What you should do →
Below are some entries. Work out how many of their lines hold the word "Local", and write that number alone.

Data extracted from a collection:

>>>>>

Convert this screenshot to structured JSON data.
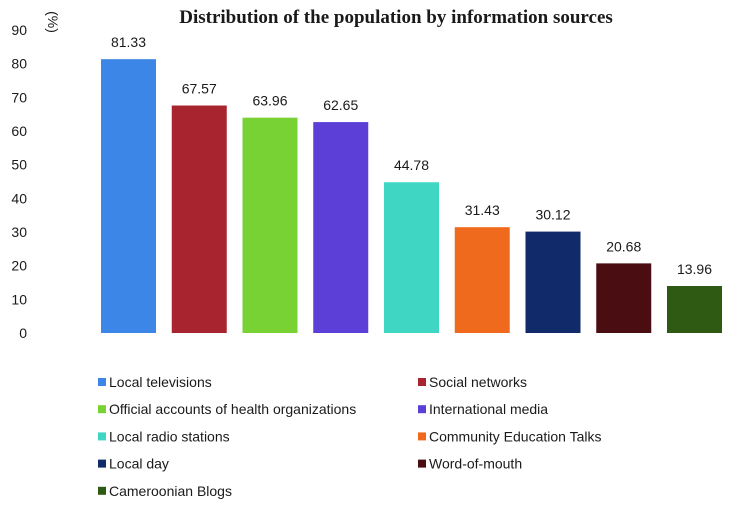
{
  "chart_data": {
    "type": "bar",
    "title": "Distribution of the population by information sources",
    "ylabel": "(%)",
    "xlabel": "",
    "ylim": [
      0,
      90
    ],
    "yticks": [
      0,
      10,
      20,
      30,
      40,
      50,
      60,
      70,
      80,
      90
    ],
    "grid": false,
    "legend_position": "bottom",
    "categories": [
      "Local televisions",
      "Social networks",
      "Official accounts of health organizations",
      "International media",
      "Local radio stations",
      "Community Education Talks",
      "Local day",
      "Word-of-mouth",
      "Cameroonian Blogs"
    ],
    "values": [
      81.33,
      67.57,
      63.96,
      62.65,
      44.78,
      31.43,
      30.12,
      20.68,
      13.96
    ],
    "value_labels": [
      "81.33",
      "67.57",
      "63.96",
      "62.65",
      "44.78",
      "31.43",
      "30.12",
      "20.68",
      "13.96"
    ],
    "colors": [
      "#3b86e6",
      "#a8242f",
      "#78d233",
      "#5c3fd6",
      "#3fd6c4",
      "#f06a1e",
      "#102a6a",
      "#4a0d12",
      "#2e5a14"
    ]
  }
}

<<<<<

Full response →
3